### Data supplied ###

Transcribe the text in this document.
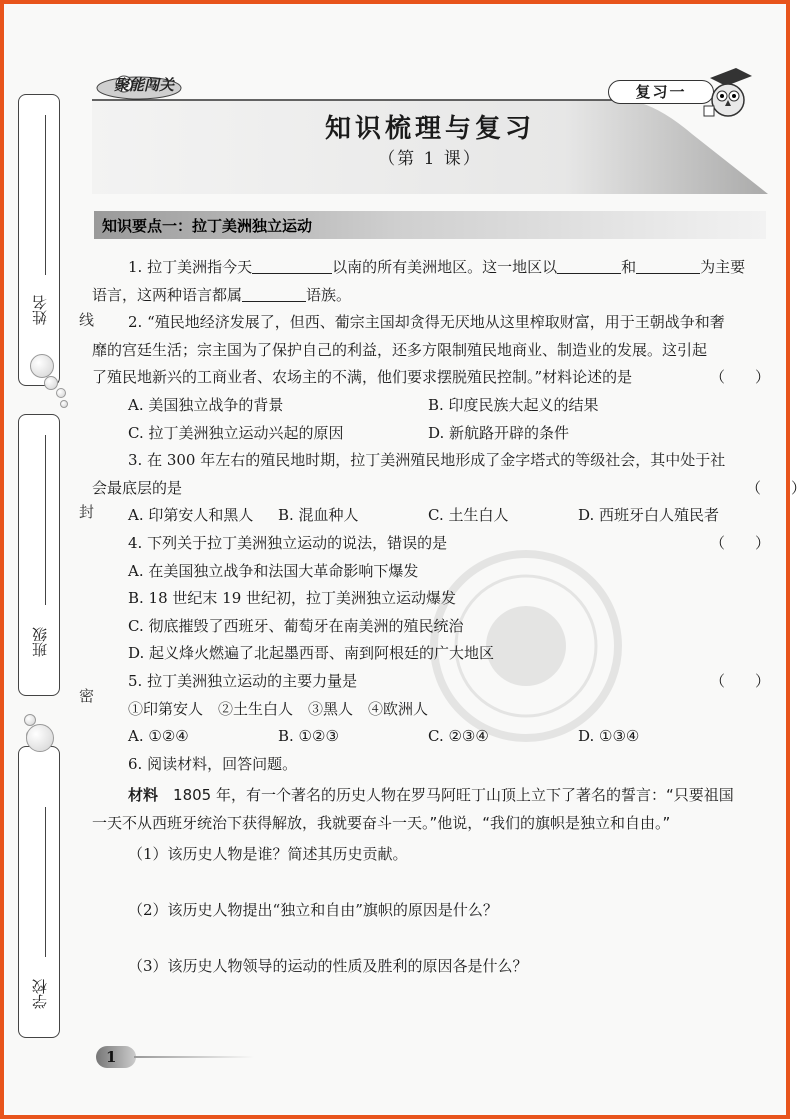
姓名
班级
学校
线
封
密
聚能闯关
知识梳理与复习
（第 1 课）
复习一
知识要点一：拉丁美洲独立运动
1. 拉丁美洲指今天	以南的所有美洲地区。这一地区以	和	为主要
语言，这两种语言都属	语族。
2. “殖民地经济发展了，但西、葡宗主国却贪得无厌地从这里榨取财富，用于王朝战争和奢
靡的宫廷生活；宗主国为了保护自己的利益，还多方限制殖民地商业、制造业的发展。这引起
了殖民地新兴的工商业者、农场主的不满，他们要求摆脱殖民控制。”材料论述的是	（　　）
A. 美国独立战争的背景	B. 印度民族大起义的结果
C. 拉丁美洲独立运动兴起的原因	D. 新航路开辟的条件
3. 在 300 年左右的殖民地时期，拉丁美洲殖民地形成了金字塔式的等级社会，其中处于社
会最底层的是	（　　）
A. 印第安人和黑人	B. 混血种人	C. 土生白人	D. 西班牙白人殖民者
4. 下列关于拉丁美洲独立运动的说法，错误的是	（　　）
A. 在美国独立战争和法国大革命影响下爆发
B. 18 世纪末 19 世纪初，拉丁美洲独立运动爆发
C. 彻底摧毁了西班牙、葡萄牙在南美洲的殖民统治
D. 起义烽火燃遍了北起墨西哥、南到阿根廷的广大地区
5. 拉丁美洲独立运动的主要力量是	（　　）
①印第安人　②土生白人　③黑人　④欧洲人
A. ①②④	B. ①②③	C. ②③④	D. ①③④
6. 阅读材料，回答问题。
材料　 1805 年，有一个著名的历史人物在罗马阿旺丁山顶上立下了著名的誓言：“只要祖国
一天不从西班牙统治下获得解放，我就要奋斗一天。”他说，“我们的旗帜是独立和自由。”
（1）该历史人物是谁？简述其历史贡献。
（2）该历史人物提出“独立和自由”旗帜的原因是什么？
（3）该历史人物领导的运动的性质及胜利的原因各是什么？
1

###

=== Short exercise ===
Give the data again exactly as written, with all pictures left out.

=== Output of the task ===
Transcribe the text in this document.
姓名
班级
学校
线
封
密
聚能闯关
知识梳理与复习
（第 1 课）
复习一
知识要点一：拉丁美洲独立运动
1. 拉丁美洲指今天	以南的所有美洲地区。这一地区以	和	为主要
语言，这两种语言都属	语族。
2. “殖民地经济发展了，但西、葡宗主国却贪得无厌地从这里榨取财富，用于王朝战争和奢
靡的宫廷生活；宗主国为了保护自己的利益，还多方限制殖民地商业、制造业的发展。这引起
了殖民地新兴的工商业者、农场主的不满，他们要求摆脱殖民控制。”材料论述的是	（　　）
A. 美国独立战争的背景	B. 印度民族大起义的结果
C. 拉丁美洲独立运动兴起的原因	D. 新航路开辟的条件
3. 在 300 年左右的殖民地时期，拉丁美洲殖民地形成了金字塔式的等级社会，其中处于社
会最底层的是	（　　）
A. 印第安人和黑人	B. 混血种人	C. 土生白人	D. 西班牙白人殖民者
4. 下列关于拉丁美洲独立运动的说法，错误的是	（　　）
A. 在美国独立战争和法国大革命影响下爆发
B. 18 世纪末 19 世纪初，拉丁美洲独立运动爆发
C. 彻底摧毁了西班牙、葡萄牙在南美洲的殖民统治
D. 起义烽火燃遍了北起墨西哥、南到阿根廷的广大地区
5. 拉丁美洲独立运动的主要力量是	（　　）
①印第安人　②土生白人　③黑人　④欧洲人
A. ①②④	B. ①②③	C. ②③④	D. ①③④
6. 阅读材料，回答问题。
材料　 1805 年，有一个著名的历史人物在罗马阿旺丁山顶上立下了著名的誓言：“只要祖国
一天不从西班牙统治下获得解放，我就要奋斗一天。”他说，“我们的旗帜是独立和自由。”
（1）该历史人物是谁？简述其历史贡献。
（2）该历史人物提出“独立和自由”旗帜的原因是什么？
（3）该历史人物领导的运动的性质及胜利的原因各是什么？
1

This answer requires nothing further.